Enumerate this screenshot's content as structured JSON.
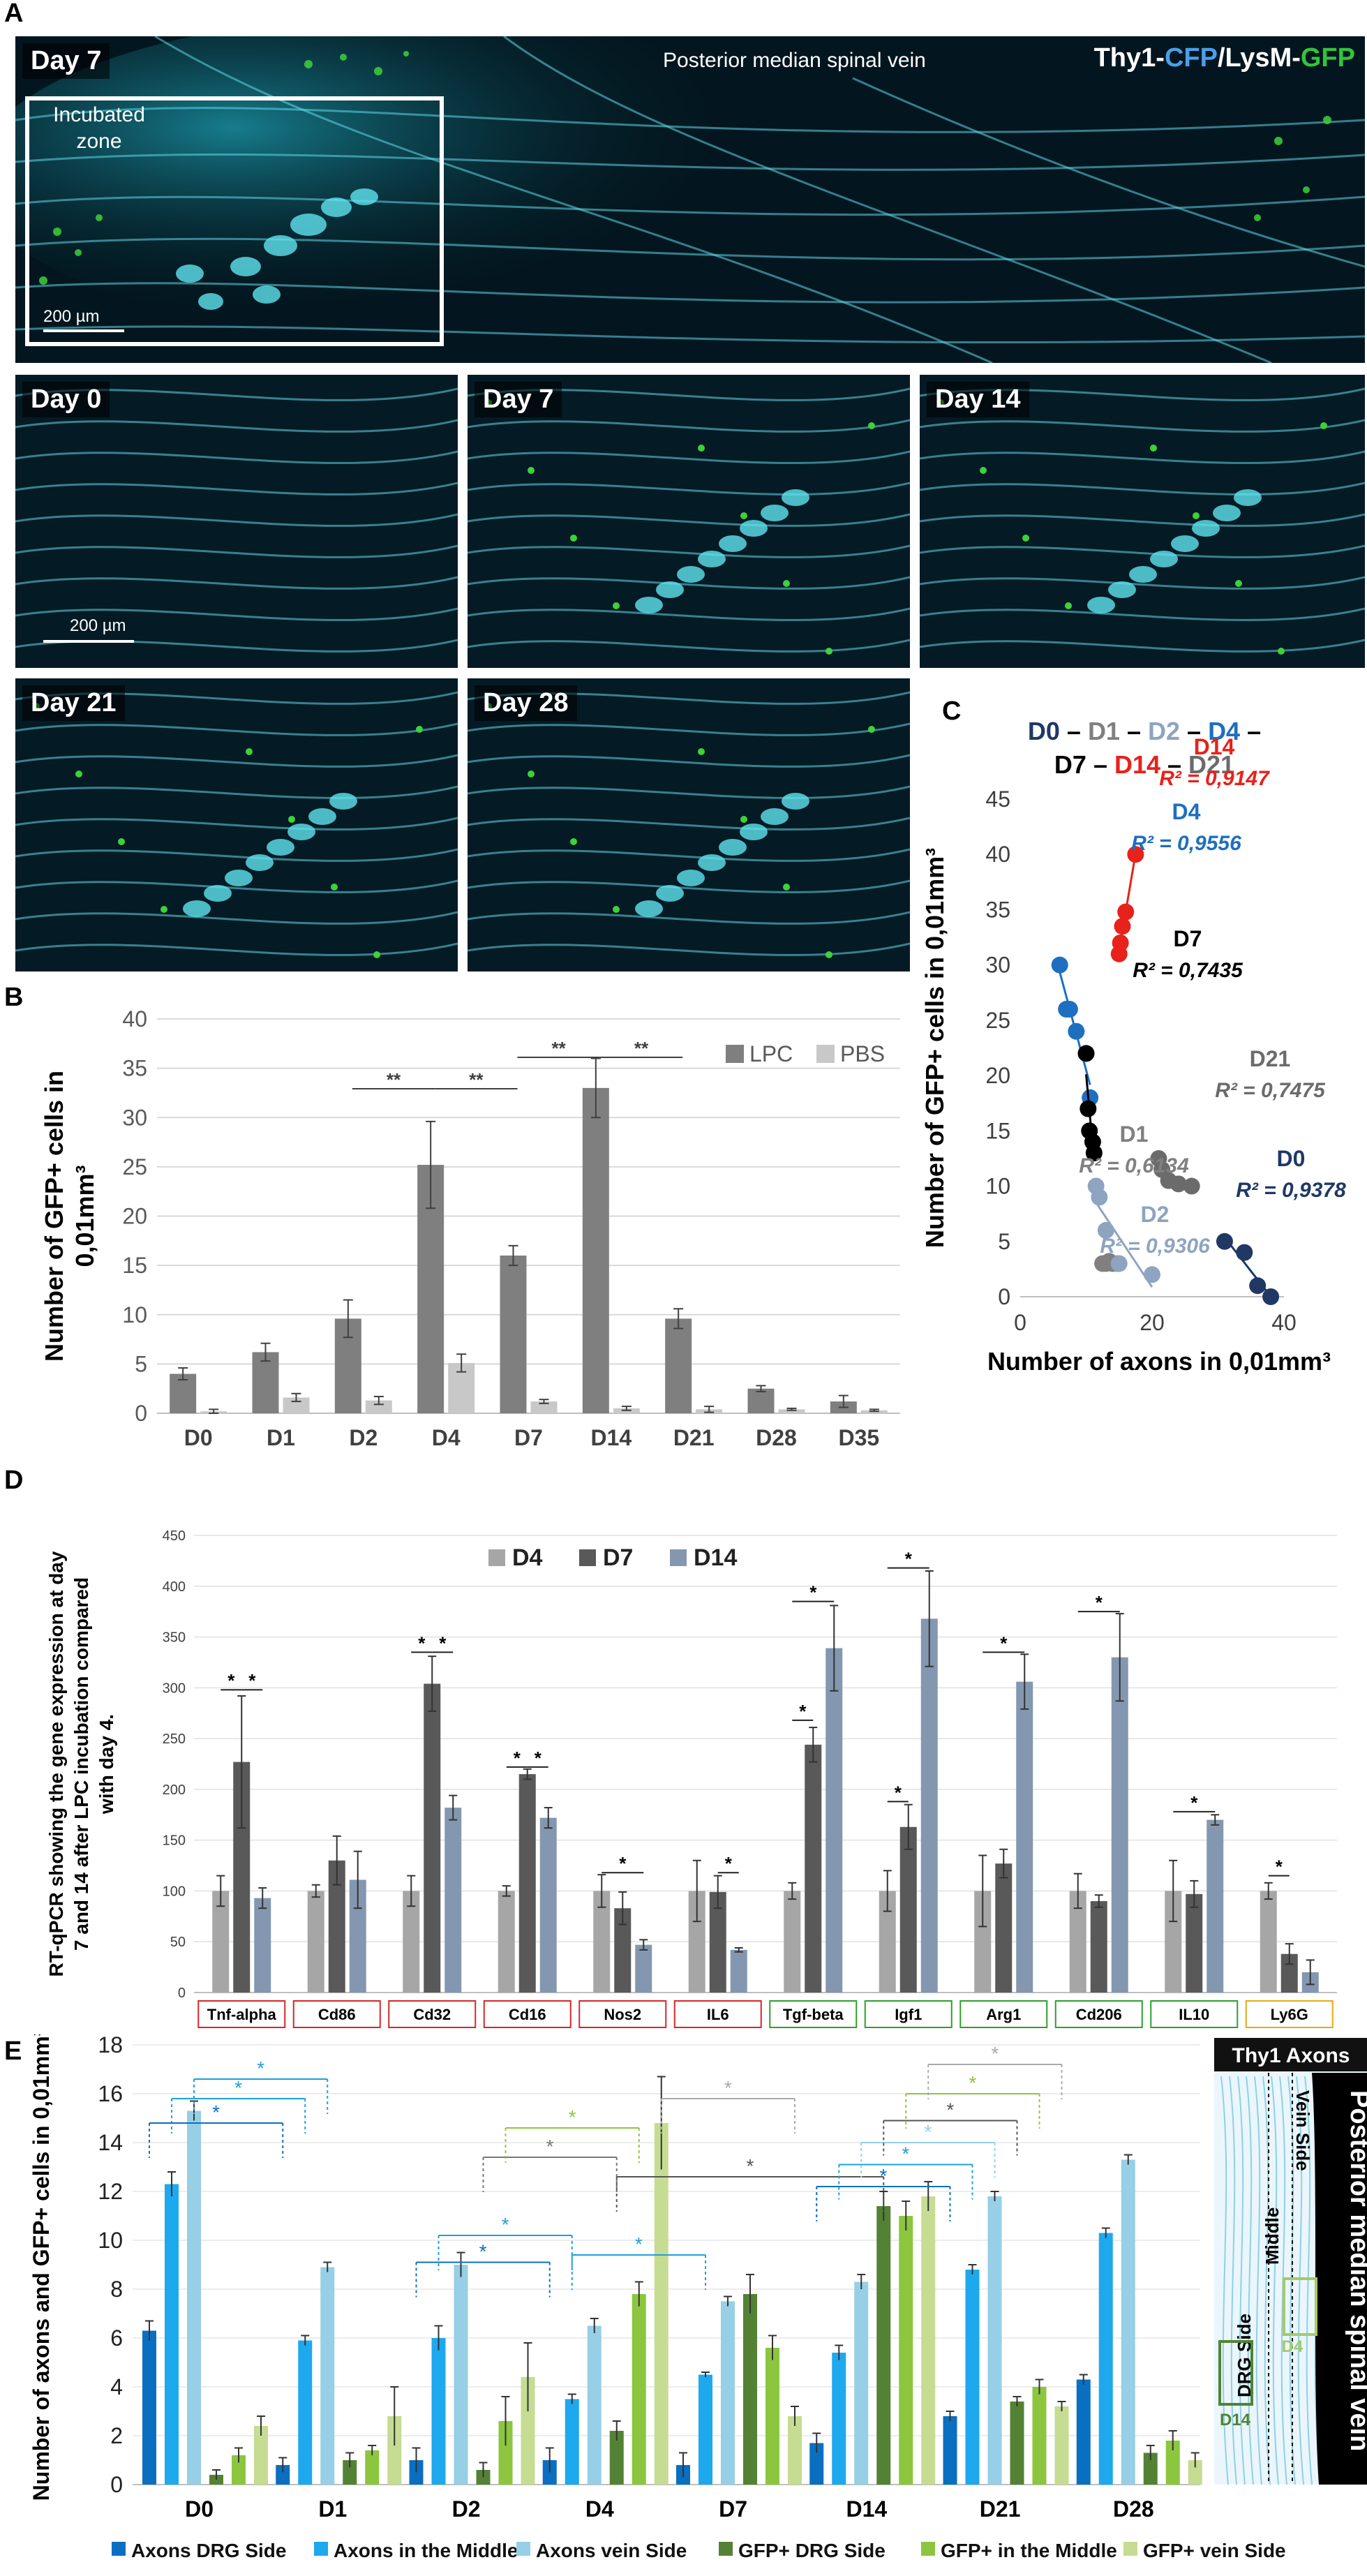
{
  "panel_labels": [
    "A",
    "B",
    "C",
    "D",
    "E"
  ],
  "panel_a": {
    "top": {
      "day": "Day 7",
      "title": "Posterior median spinal vein",
      "inc1": "Incubated",
      "inc2": "zone",
      "scale": "200 µm"
    },
    "legend": {
      "p1": "Thy1-",
      "p2": "CFP",
      "p3": "/LysM-",
      "p4": "GFP"
    },
    "tiles": [
      {
        "day": "Day 0",
        "scale": "200 µm"
      },
      {
        "day": "Day 7"
      },
      {
        "day": "Day 14"
      },
      {
        "day": "Day 21"
      },
      {
        "day": "Day 28"
      }
    ]
  },
  "chart_data": [
    {
      "panel": "B",
      "type": "bar",
      "ylabel": "Number of GFP+ cells in 0,01mm³",
      "ylim": [
        0,
        40
      ],
      "yticks": [
        0,
        5,
        10,
        15,
        20,
        25,
        30,
        35,
        40
      ],
      "categories": [
        "D0",
        "D1",
        "D2",
        "D4",
        "D7",
        "D14",
        "D21",
        "D28",
        "D35"
      ],
      "series": [
        {
          "name": "LPC",
          "color": "#7f7f7f",
          "values": [
            4,
            6.2,
            9.6,
            25.2,
            16,
            33,
            9.6,
            2.5,
            1.2
          ],
          "errors": [
            0.6,
            0.9,
            1.9,
            4.4,
            1,
            3,
            1,
            0.3,
            0.6
          ]
        },
        {
          "name": "PBS",
          "color": "#c8c8c8",
          "values": [
            0.2,
            1.6,
            1.3,
            5.1,
            1.2,
            0.5,
            0.4,
            0.4,
            0.3
          ],
          "errors": [
            0.2,
            0.4,
            0.4,
            0.9,
            0.2,
            0.2,
            0.3,
            0.1,
            0.1
          ]
        }
      ],
      "significance": [
        {
          "from": "D2",
          "to": "D4",
          "label": "**"
        },
        {
          "from": "D4",
          "to": "D7",
          "label": "**"
        },
        {
          "from": "D7",
          "to": "D14",
          "label": "**"
        },
        {
          "from": "D14",
          "to": "D21",
          "label": "**"
        }
      ]
    },
    {
      "panel": "C",
      "type": "scatter",
      "title_line1": [
        "D0",
        " – ",
        "D1",
        " – ",
        "D2",
        " – ",
        "D4",
        " –"
      ],
      "title_line2": [
        "D7",
        " – ",
        "D14",
        " – ",
        "D21"
      ],
      "xlabel": "Number of axons in 0,01mm³",
      "ylabel": "Number of GFP+ cells in 0,01mm³",
      "xlim": [
        0,
        40
      ],
      "ylim": [
        0,
        45
      ],
      "xticks": [
        0,
        20,
        40
      ],
      "yticks": [
        0,
        5,
        10,
        15,
        20,
        25,
        30,
        35,
        40,
        45
      ],
      "series": [
        {
          "name": "D14",
          "r2": "R² = 0,9147",
          "color": "#e8211b",
          "points": [
            [
              15,
              31
            ],
            [
              15.2,
              32
            ],
            [
              15.5,
              33.5
            ],
            [
              16,
              34.8
            ],
            [
              17.5,
              40
            ]
          ]
        },
        {
          "name": "D4",
          "r2": "R² = 0,9556",
          "color": "#1e6fbf",
          "points": [
            [
              6,
              30
            ],
            [
              7,
              26
            ],
            [
              7.5,
              26
            ],
            [
              8.5,
              24
            ],
            [
              10,
              22
            ],
            [
              10.6,
              18
            ]
          ]
        },
        {
          "name": "D7",
          "r2": "R² = 0,7435",
          "color": "#000000",
          "points": [
            [
              10,
              22
            ],
            [
              10.3,
              17
            ],
            [
              10.5,
              15
            ],
            [
              11,
              14
            ],
            [
              11.2,
              13
            ]
          ]
        },
        {
          "name": "D21",
          "r2": "R² = 0,7475",
          "color": "#6b6b6b",
          "points": [
            [
              21,
              12.5
            ],
            [
              21.5,
              11.5
            ],
            [
              22.5,
              10.5
            ],
            [
              24,
              10.2
            ],
            [
              26,
              10
            ]
          ]
        },
        {
          "name": "D1",
          "r2": "R² = 0,6134",
          "color": "#808080",
          "points": [
            [
              12.5,
              3
            ],
            [
              13,
              3
            ],
            [
              13.5,
              3.2
            ],
            [
              14,
              3
            ],
            [
              14.8,
              3
            ]
          ]
        },
        {
          "name": "D2",
          "r2": "R² = 0,9306",
          "color": "#8ea4c0",
          "points": [
            [
              11.5,
              10
            ],
            [
              12,
              9
            ],
            [
              13,
              6
            ],
            [
              15,
              3
            ],
            [
              20,
              2
            ]
          ]
        },
        {
          "name": "D0",
          "r2": "R² = 0,9378",
          "color": "#203864",
          "points": [
            [
              31,
              5
            ],
            [
              34,
              4
            ],
            [
              36,
              1
            ],
            [
              38,
              0
            ]
          ]
        }
      ]
    },
    {
      "panel": "D",
      "type": "bar",
      "ylabel": "RT-qPCR showing the gene expression at day 7 and 14 after LPC incubation compared with day 4.",
      "ylim": [
        0,
        450
      ],
      "yticks": [
        0,
        50,
        100,
        150,
        200,
        250,
        300,
        350,
        400,
        450
      ],
      "categories": [
        "Tnf-alpha",
        "Cd86",
        "Cd32",
        "Cd16",
        "Nos2",
        "IL6",
        "Tgf-beta",
        "Igf1",
        "Arg1",
        "Cd206",
        "IL10",
        "Ly6G"
      ],
      "category_box_colors": [
        "#d62728",
        "#d62728",
        "#d62728",
        "#d62728",
        "#d62728",
        "#d62728",
        "#2ca02c",
        "#2ca02c",
        "#2ca02c",
        "#2ca02c",
        "#2ca02c",
        "#e6a817"
      ],
      "series": [
        {
          "name": "D4",
          "color": "#a6a6a6",
          "values": [
            100,
            100,
            100,
            100,
            100,
            100,
            100,
            100,
            100,
            100,
            100,
            100
          ],
          "errors": [
            15,
            6,
            15,
            5,
            16,
            30,
            8,
            20,
            35,
            17,
            30,
            8
          ]
        },
        {
          "name": "D7",
          "color": "#595959",
          "values": [
            227,
            130,
            304,
            215,
            83,
            99,
            244,
            163,
            127,
            90,
            97,
            38
          ],
          "errors": [
            65,
            24,
            27,
            5,
            16,
            16,
            17,
            22,
            14,
            6,
            13,
            10
          ]
        },
        {
          "name": "D14",
          "color": "#8497b0",
          "values": [
            93,
            111,
            182,
            172,
            47,
            42,
            339,
            368,
            306,
            330,
            170,
            20
          ]
        }
      ],
      "d14_errors": [
        10,
        28,
        12,
        10,
        5,
        2,
        42,
        47,
        27,
        43,
        5,
        12
      ],
      "significance": [
        {
          "cat": "Tnf-alpha",
          "a": 0,
          "b": 1,
          "y": 298
        },
        {
          "cat": "Tnf-alpha",
          "a": 1,
          "b": 2,
          "y": 298
        },
        {
          "cat": "Cd32",
          "a": 0,
          "b": 1,
          "y": 335
        },
        {
          "cat": "Cd32",
          "a": 1,
          "b": 2,
          "y": 335
        },
        {
          "cat": "Cd16",
          "a": 0,
          "b": 1,
          "y": 222
        },
        {
          "cat": "Cd16",
          "a": 1,
          "b": 2,
          "y": 222
        },
        {
          "cat": "Nos2",
          "a": 0,
          "b": 2,
          "y": 118
        },
        {
          "cat": "IL6",
          "a": 1,
          "b": 2,
          "y": 118
        },
        {
          "cat": "Tgf-beta",
          "a": 0,
          "b": 1,
          "y": 268
        },
        {
          "cat": "Tgf-beta",
          "a": 0,
          "b": 2,
          "y": 385
        },
        {
          "cat": "Igf1",
          "a": 0,
          "b": 1,
          "y": 188
        },
        {
          "cat": "Igf1",
          "a": 0,
          "b": 2,
          "y": 418
        },
        {
          "cat": "Arg1",
          "a": 0,
          "b": 2,
          "y": 335
        },
        {
          "cat": "Cd206",
          "a": 0,
          "b": 2,
          "y": 375
        },
        {
          "cat": "IL10",
          "a": 0,
          "b": 2,
          "y": 178
        },
        {
          "cat": "Ly6G",
          "a": 0,
          "b": 1,
          "y": 115
        }
      ]
    },
    {
      "panel": "E",
      "type": "bar",
      "ylabel": "Number of axons and GFP+ cells in 0,01mm³",
      "ylim": [
        0,
        18
      ],
      "yticks": [
        0,
        2,
        4,
        6,
        8,
        10,
        12,
        14,
        16,
        18
      ],
      "categories": [
        "D0",
        "D1",
        "D2",
        "D4",
        "D7",
        "D14",
        "D21",
        "D28"
      ],
      "series": [
        {
          "name": "Axons DRG Side",
          "color": "#0b6fc1",
          "values": [
            6.3,
            0.8,
            1.0,
            1.0,
            0.8,
            1.7,
            2.8,
            4.3
          ],
          "errors": [
            0.4,
            0.3,
            0.5,
            0.5,
            0.5,
            0.4,
            0.2,
            0.2
          ]
        },
        {
          "name": "Axons in the Middle",
          "color": "#1ea8ee",
          "values": [
            12.3,
            5.9,
            6.0,
            3.5,
            4.5,
            5.4,
            8.8,
            10.3
          ],
          "errors": [
            0.5,
            0.2,
            0.5,
            0.2,
            0.1,
            0.3,
            0.2,
            0.2
          ]
        },
        {
          "name": "Axons vein Side",
          "color": "#96cfe6",
          "values": [
            15.3,
            8.9,
            9.0,
            6.5,
            7.5,
            8.3,
            11.8,
            13.3
          ],
          "errors": [
            0.4,
            0.2,
            0.5,
            0.3,
            0.2,
            0.3,
            0.2,
            0.2
          ]
        },
        {
          "name": "GFP+ DRG Side",
          "color": "#548235",
          "values": [
            0.4,
            1.0,
            0.6,
            2.2,
            7.8,
            11.4,
            3.4,
            1.3
          ],
          "errors": [
            0.2,
            0.3,
            0.3,
            0.4,
            0.8,
            0.6,
            0.2,
            0.3
          ]
        },
        {
          "name": "GFP+ in the Middle",
          "color": "#8cc63f",
          "values": [
            1.2,
            1.4,
            2.6,
            7.8,
            5.6,
            11.0,
            4.0,
            1.8
          ],
          "errors": [
            0.3,
            0.2,
            1.0,
            0.5,
            0.5,
            0.6,
            0.3,
            0.4
          ]
        },
        {
          "name": "GFP+ vein Side",
          "color": "#c5dc92",
          "values": [
            2.4,
            2.8,
            4.4,
            14.8,
            2.8,
            11.8,
            3.2,
            1.0
          ],
          "errors": [
            0.4,
            1.2,
            1.4,
            1.9,
            0.4,
            0.6,
            0.2,
            0.3
          ]
        }
      ],
      "diagram": {
        "title": "Thy1 Axons",
        "vein": "Posterior median spinal vein",
        "z1": "DRG Side",
        "z2": "Middle",
        "z3": "Vein Side",
        "tag1": "D14",
        "tag2": "D4"
      }
    }
  ]
}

::::::

*Activity*: If a line in the entries above contains "spinal", report it.

*Your response*:
      "title": "Posterior median spinal vein",
        "vein": "Posterior median spinal vein",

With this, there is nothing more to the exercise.